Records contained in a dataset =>
━━━━━━━━

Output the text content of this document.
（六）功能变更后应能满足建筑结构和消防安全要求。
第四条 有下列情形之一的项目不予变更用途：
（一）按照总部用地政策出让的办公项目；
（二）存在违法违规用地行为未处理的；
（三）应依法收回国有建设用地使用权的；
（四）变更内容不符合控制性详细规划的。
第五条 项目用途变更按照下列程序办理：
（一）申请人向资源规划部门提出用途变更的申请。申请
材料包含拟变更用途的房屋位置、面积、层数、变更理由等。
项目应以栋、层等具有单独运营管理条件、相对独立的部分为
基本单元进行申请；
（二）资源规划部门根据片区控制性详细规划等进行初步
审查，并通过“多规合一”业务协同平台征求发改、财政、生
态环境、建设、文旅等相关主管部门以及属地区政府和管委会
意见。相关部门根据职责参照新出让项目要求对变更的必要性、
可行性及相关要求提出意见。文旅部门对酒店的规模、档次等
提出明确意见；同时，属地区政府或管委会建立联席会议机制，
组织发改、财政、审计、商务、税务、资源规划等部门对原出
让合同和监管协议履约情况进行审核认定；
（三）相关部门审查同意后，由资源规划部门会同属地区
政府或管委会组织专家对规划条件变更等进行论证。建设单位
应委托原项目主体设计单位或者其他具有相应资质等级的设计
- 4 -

━━━━━━━━

Repeat the data precisely, line by line.

Output the text content of this document.
（六）功能变更后应能满足建筑结构和消防安全要求。
第四条 有下列情形之一的项目不予变更用途：
（一）按照总部用地政策出让的办公项目；
（二）存在违法违规用地行为未处理的；
（三）应依法收回国有建设用地使用权的；
（四）变更内容不符合控制性详细规划的。
第五条 项目用途变更按照下列程序办理：
（一）申请人向资源规划部门提出用途变更的申请。申请
材料包含拟变更用途的房屋位置、面积、层数、变更理由等。
项目应以栋、层等具有单独运营管理条件、相对独立的部分为
基本单元进行申请；
（二）资源规划部门根据片区控制性详细规划等进行初步
审查，并通过“多规合一”业务协同平台征求发改、财政、生
态环境、建设、文旅等相关主管部门以及属地区政府和管委会
意见。相关部门根据职责参照新出让项目要求对变更的必要性、
可行性及相关要求提出意见。文旅部门对酒店的规模、档次等
提出明确意见；同时，属地区政府或管委会建立联席会议机制，
组织发改、财政、审计、商务、税务、资源规划等部门对原出
让合同和监管协议履约情况进行审核认定；
（三）相关部门审查同意后，由资源规划部门会同属地区
政府或管委会组织专家对规划条件变更等进行论证。建设单位
应委托原项目主体设计单位或者其他具有相应资质等级的设计
- 4 -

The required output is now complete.